(Items from a figure collection)
——————
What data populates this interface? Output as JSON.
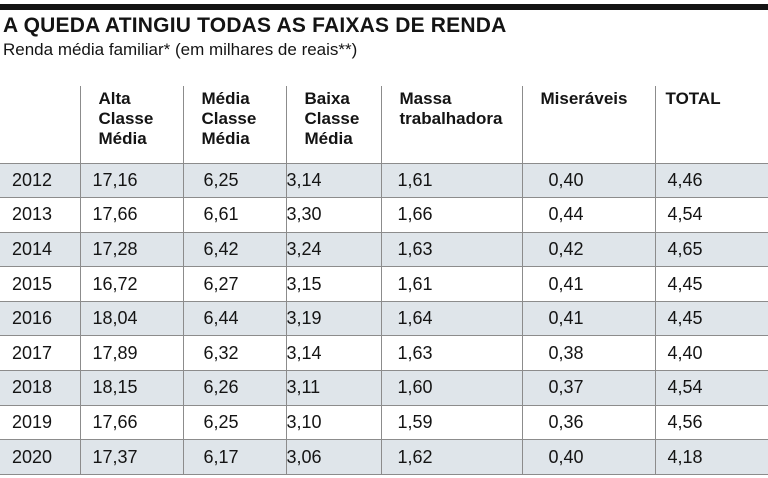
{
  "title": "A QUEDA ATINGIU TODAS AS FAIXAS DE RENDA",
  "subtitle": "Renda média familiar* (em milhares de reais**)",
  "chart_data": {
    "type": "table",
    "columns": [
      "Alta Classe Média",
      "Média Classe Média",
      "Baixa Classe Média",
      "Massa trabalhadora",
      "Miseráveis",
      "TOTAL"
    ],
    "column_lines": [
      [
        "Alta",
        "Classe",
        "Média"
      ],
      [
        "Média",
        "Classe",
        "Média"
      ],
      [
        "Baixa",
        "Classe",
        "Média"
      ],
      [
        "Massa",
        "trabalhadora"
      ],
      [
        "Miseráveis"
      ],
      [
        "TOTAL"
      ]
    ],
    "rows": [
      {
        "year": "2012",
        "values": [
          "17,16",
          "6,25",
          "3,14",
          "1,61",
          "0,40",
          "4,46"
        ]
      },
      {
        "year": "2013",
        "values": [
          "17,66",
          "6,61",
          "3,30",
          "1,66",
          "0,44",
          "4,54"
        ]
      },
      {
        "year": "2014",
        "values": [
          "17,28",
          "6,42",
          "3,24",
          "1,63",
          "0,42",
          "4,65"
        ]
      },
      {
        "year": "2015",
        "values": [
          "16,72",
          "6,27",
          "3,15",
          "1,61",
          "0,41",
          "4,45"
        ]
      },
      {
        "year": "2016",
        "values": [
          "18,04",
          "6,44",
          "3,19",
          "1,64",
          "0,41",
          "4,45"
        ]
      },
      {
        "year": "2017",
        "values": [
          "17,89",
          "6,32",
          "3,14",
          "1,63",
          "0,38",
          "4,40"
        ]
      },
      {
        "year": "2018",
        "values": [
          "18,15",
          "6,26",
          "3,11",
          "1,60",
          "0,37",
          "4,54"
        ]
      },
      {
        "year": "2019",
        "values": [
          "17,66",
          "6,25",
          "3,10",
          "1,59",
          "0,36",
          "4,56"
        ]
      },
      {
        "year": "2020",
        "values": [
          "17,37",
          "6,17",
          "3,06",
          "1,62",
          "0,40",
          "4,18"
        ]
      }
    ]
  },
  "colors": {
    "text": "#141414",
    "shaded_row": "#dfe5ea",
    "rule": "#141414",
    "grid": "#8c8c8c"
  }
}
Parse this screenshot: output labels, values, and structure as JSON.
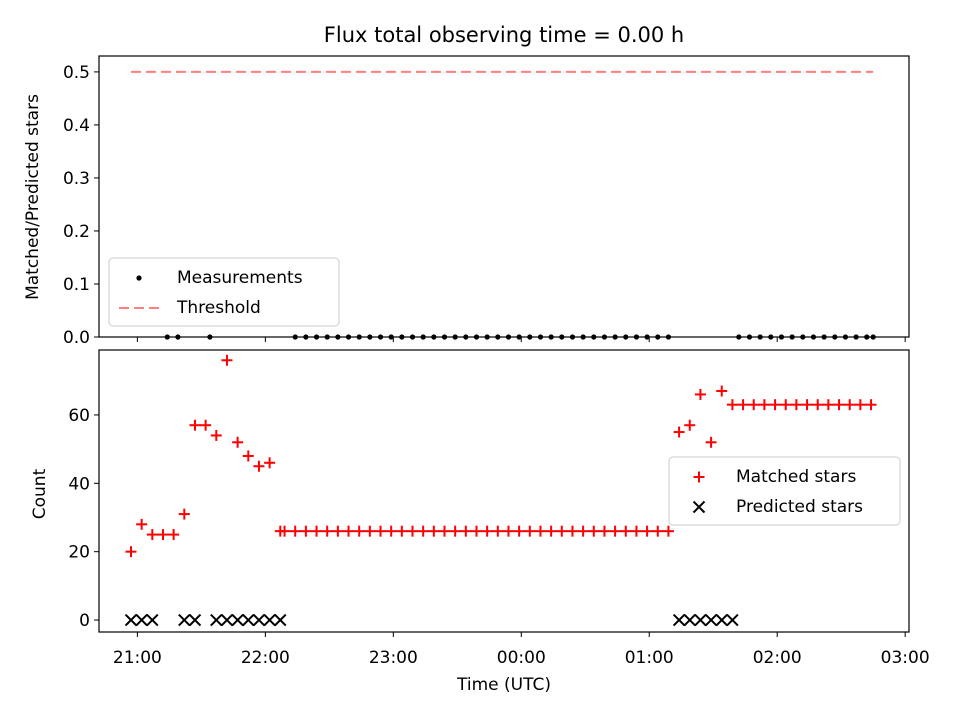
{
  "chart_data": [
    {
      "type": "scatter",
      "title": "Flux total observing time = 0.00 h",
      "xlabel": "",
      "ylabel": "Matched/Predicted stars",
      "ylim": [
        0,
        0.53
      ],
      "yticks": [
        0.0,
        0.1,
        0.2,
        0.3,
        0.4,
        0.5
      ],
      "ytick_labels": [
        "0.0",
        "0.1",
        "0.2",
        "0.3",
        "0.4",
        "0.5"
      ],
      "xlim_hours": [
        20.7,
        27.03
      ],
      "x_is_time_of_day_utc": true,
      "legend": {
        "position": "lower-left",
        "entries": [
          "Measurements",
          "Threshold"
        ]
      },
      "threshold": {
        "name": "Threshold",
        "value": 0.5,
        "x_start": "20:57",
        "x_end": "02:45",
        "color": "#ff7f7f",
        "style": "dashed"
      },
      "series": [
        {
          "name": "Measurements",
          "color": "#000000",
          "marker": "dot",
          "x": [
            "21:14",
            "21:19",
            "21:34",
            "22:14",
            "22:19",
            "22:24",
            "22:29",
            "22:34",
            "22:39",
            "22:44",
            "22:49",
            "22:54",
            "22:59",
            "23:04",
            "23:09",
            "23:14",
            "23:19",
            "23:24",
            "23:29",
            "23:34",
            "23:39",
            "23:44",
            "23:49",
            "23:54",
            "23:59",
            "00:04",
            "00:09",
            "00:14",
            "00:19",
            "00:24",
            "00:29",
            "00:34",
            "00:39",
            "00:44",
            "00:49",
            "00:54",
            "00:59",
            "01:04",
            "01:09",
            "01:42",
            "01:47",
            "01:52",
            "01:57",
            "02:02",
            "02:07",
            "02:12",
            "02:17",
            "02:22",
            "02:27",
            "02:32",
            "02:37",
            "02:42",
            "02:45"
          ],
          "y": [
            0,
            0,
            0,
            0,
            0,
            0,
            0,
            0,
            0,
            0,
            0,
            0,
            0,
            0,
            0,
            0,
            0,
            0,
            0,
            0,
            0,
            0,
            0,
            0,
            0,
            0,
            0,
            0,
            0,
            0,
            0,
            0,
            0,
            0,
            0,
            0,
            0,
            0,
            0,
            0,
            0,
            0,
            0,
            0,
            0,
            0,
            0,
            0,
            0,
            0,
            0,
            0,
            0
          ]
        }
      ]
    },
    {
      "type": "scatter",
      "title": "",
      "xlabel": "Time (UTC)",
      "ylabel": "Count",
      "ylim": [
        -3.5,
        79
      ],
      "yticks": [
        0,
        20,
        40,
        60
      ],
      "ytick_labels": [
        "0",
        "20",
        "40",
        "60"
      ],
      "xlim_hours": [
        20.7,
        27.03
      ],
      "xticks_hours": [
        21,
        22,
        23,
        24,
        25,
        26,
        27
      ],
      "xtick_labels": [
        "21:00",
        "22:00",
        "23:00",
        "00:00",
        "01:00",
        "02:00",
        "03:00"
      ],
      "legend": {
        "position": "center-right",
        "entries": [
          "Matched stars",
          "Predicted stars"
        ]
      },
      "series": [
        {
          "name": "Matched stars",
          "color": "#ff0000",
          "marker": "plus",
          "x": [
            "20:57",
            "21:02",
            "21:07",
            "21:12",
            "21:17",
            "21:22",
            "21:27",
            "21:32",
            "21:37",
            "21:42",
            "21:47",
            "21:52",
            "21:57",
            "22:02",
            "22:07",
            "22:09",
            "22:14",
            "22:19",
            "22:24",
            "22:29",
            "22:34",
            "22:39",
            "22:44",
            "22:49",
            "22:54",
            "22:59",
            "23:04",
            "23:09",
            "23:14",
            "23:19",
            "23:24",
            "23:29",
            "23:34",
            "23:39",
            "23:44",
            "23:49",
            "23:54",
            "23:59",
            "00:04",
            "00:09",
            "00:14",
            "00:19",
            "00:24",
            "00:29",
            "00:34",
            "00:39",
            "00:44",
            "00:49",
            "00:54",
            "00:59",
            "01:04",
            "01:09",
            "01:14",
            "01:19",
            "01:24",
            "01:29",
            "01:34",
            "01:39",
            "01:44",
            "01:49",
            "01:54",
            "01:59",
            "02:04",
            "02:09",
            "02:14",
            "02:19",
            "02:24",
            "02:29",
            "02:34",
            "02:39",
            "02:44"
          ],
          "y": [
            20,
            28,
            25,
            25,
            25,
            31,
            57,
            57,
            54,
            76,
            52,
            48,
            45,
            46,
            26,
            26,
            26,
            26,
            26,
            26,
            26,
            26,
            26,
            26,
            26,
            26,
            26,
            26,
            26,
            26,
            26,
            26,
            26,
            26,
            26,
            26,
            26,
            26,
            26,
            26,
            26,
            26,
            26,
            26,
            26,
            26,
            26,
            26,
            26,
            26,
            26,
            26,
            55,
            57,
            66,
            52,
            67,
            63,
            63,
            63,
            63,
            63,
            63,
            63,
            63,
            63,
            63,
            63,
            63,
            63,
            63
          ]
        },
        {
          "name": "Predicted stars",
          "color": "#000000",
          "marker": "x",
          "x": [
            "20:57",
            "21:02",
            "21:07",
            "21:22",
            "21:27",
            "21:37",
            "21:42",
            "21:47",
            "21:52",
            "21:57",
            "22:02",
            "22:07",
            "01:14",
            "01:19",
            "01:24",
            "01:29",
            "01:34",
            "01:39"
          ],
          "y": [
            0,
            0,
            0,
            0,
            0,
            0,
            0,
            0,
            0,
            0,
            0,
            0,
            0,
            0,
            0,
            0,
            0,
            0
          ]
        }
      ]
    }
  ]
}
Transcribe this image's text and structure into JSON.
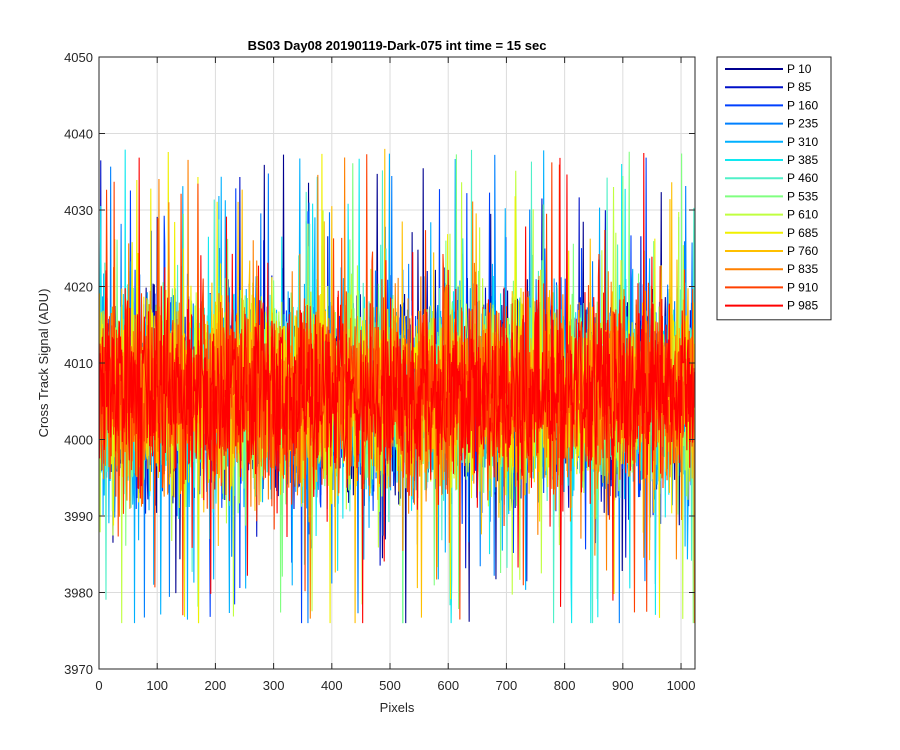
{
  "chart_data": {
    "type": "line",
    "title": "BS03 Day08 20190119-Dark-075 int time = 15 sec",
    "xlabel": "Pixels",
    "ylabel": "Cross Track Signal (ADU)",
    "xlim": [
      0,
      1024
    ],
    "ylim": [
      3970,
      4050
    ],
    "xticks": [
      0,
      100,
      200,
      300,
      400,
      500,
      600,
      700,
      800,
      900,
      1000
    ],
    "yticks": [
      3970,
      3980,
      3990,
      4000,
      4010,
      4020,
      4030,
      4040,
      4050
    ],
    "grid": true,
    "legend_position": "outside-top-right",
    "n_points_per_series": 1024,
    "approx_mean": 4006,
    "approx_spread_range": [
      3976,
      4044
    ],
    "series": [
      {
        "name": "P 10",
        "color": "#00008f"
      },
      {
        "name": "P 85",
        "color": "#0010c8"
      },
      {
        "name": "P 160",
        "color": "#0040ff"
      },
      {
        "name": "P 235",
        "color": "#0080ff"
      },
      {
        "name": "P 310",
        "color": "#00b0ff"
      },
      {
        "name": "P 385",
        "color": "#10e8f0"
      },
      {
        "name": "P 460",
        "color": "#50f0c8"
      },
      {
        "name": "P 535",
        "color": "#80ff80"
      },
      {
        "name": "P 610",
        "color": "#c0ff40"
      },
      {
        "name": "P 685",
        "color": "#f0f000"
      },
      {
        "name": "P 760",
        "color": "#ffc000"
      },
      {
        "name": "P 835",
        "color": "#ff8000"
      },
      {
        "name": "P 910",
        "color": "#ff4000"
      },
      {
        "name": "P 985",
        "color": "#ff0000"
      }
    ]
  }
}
——————
*DIRECTIVE:* Going through the lines above one by one, tally those with the word "Predicted" and give only the total.

*RESULT BELOW:* 3